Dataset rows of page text
=-=-=

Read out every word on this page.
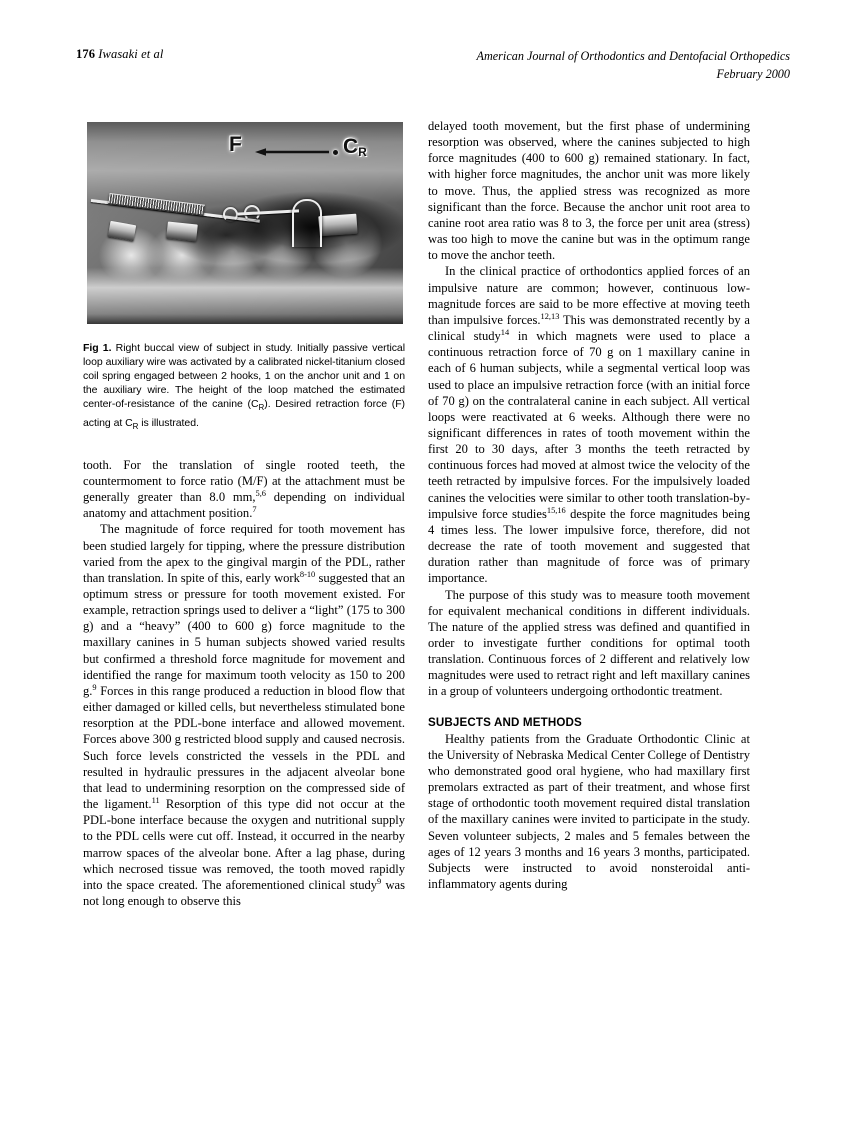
176 Iwasaki et al	American Journal of Orthodontics and Dentofacial Orthopedics
February 2000
F	$C_R$
Fig 1. Right buccal view of subject in study. Initially passive vertical loop auxiliary wire was activated by a calibrated nickel-titanium closed coil spring engaged between 2 hooks, 1 on the anchor unit and 1 on the auxiliary wire. The height of the loop matched the estimated center-of-resistance of the canine $(C_R)$. Desired retraction force (F) acting at $C_R$ is illustrated.

tooth. For the translation of single rooted teeth, the countermoment to force ratio (M/F) at the attachment must be generally greater than 8.0 mm,$^{5,6}$ depending on individual anatomy and attachment position.$^7$

The magnitude of force required for tooth movement has been studied largely for tipping, where the pressure distribution varied from the apex to the gingival margin of the PDL, rather than translation. In spite of this, early work$^{8-10}$ suggested that an optimum stress or pressure for tooth movement existed. For example, retraction springs used to deliver a “light” (175 to 300 g) and a “heavy” (400 to 600 g) force magnitude to the maxillary canines in 5 human subjects showed varied results but confirmed a threshold force magnitude for movement and identified the range for maximum tooth velocity as 150 to 200 g.$^9$ Forces in this range produced a reduction in blood flow that either damaged or killed cells, but nevertheless stimulated bone resorption at the PDL-bone interface and allowed movement. Forces above 300 g restricted blood supply and caused necrosis. Such force levels constricted the vessels in the PDL and resulted in hydraulic pressures in the adjacent alveolar bone that lead to undermining resorption on the compressed side of the ligament.$^{11}$ Resorption of this type did not occur at the PDL-bone interface because the oxygen and nutritional supply to the PDL cells were cut off. Instead, it occurred in the nearby marrow spaces of the alveolar bone. After a lag phase, during which necrosed tissue was removed, the tooth moved rapidly into the space created. The aforementioned clinical study$^9$ was not long enough to observe this

delayed tooth movement, but the first phase of undermining resorption was observed, where the canines subjected to high force magnitudes (400 to 600 g) remained stationary. In fact, with higher force magnitudes, the anchor unit was more likely to move. Thus, the applied stress was recognized as more significant than the force. Because the anchor unit root area to canine root area ratio was 8 to 3, the force per unit area (stress) was too high to move the canine but was in the optimum range to move the anchor teeth.

In the clinical practice of orthodontics applied forces of an impulsive nature are common; however, continuous low-magnitude forces are said to be more effective at moving teeth than impulsive forces.$^{12,13}$ This was demonstrated recently by a clinical study$^{14}$ in which magnets were used to place a continuous retraction force of 70 g on 1 maxillary canine in each of 6 human subjects, while a segmental vertical loop was used to place an impulsive retraction force (with an initial force of 70 g) on the contralateral canine in each subject. All vertical loops were reactivated at 6 weeks. Although there were no significant differences in rates of tooth movement within the first 20 to 30 days, after 3 months the teeth retracted by continuous forces had moved at almost twice the velocity of the teeth retracted by impulsive forces. For the impulsively loaded canines the velocities were similar to other tooth translation-by-impulsive force studies$^{15,16}$ despite the force magnitudes being 4 times less. The lower impulsive force, therefore, did not decrease the rate of tooth movement and suggested that duration rather than magnitude of force was of primary importance.

The purpose of this study was to measure tooth movement for equivalent mechanical conditions in different individuals. The nature of the applied stress was defined and quantified in order to investigate further conditions for optimal tooth translation. Continuous forces of 2 different and relatively low magnitudes were used to retract right and left maxillary canines in a group of volunteers undergoing orthodontic treatment.

SUBJECTS AND METHODS

Healthy patients from the Graduate Orthodontic Clinic at the University of Nebraska Medical Center College of Dentistry who demonstrated good oral hygiene, who had maxillary first premolars extracted as part of their treatment, and whose first stage of orthodontic tooth movement required distal translation of the maxillary canines were invited to participate in the study. Seven volunteer subjects, 2 males and 5 females between the ages of 12 years 3 months and 16 years 3 months, participated. Subjects were instructed to avoid nonsteroidal anti-inflammatory agents during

=-=-=

### EXERCISE BRIEF
Please return all lines from the records that hold the word "between".

### WRITTEN ANSWER
Fig 1. Right buccal view of subject in study. Initially passive vertical loop auxiliary wire was activated by a calibrated nickel-titanium closed coil spring engaged between 2 hooks, 1 on the anchor unit and 1 on the auxiliary wire. The height of the loop matched the estimated center-of-resistance of the canine $(C_R)$. Desired retraction force (F) acting at $C_R$ is illustrated.
Healthy patients from the Graduate Orthodontic Clinic at the University of Nebraska Medical Center College of Dentistry who demonstrated good oral hygiene, who had maxillary first premolars extracted as part of their treatment, and whose first stage of orthodontic tooth movement required distal translation of the maxillary canines were invited to participate in the study. Seven volunteer subjects, 2 males and 5 females between the ages of 12 years 3 months and 16 years 3 months, participated. Subjects were instructed to avoid nonsteroidal anti-inflammatory agents during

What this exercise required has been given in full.